◆ Instruction
Copy out all the lines where "Ccement" shows up.
** start of Listing **
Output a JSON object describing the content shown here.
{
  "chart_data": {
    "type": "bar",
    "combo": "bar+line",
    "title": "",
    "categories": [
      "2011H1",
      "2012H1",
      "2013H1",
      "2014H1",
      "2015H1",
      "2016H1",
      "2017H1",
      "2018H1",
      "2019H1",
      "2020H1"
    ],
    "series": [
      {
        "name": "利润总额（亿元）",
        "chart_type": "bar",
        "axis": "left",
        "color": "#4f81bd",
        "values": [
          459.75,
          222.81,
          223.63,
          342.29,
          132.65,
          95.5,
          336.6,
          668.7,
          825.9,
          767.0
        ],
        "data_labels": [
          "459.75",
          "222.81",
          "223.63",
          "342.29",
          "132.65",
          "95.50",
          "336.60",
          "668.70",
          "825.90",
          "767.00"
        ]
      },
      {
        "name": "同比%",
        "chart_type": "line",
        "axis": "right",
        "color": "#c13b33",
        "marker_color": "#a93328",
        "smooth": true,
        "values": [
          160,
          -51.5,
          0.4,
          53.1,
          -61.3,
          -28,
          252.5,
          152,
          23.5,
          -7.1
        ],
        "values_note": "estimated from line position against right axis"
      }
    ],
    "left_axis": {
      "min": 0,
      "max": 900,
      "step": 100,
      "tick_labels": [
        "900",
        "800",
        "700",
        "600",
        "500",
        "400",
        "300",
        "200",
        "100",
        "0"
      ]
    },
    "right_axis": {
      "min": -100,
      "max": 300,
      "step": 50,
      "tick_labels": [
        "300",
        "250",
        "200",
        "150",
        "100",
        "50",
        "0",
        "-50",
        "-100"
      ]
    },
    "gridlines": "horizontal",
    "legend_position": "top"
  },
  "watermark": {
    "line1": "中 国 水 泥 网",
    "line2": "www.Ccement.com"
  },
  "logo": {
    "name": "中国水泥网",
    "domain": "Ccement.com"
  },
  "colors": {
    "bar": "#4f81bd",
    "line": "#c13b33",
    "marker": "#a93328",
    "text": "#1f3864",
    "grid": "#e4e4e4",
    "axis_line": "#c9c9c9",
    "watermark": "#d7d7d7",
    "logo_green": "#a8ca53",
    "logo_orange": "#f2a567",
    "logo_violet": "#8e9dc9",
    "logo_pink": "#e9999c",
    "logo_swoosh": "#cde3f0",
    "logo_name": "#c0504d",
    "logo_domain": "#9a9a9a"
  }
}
** end of Listing **
◆ Answer to this exercise
    "line2": "www.Ccement.com"
    "domain": "Ccement.com"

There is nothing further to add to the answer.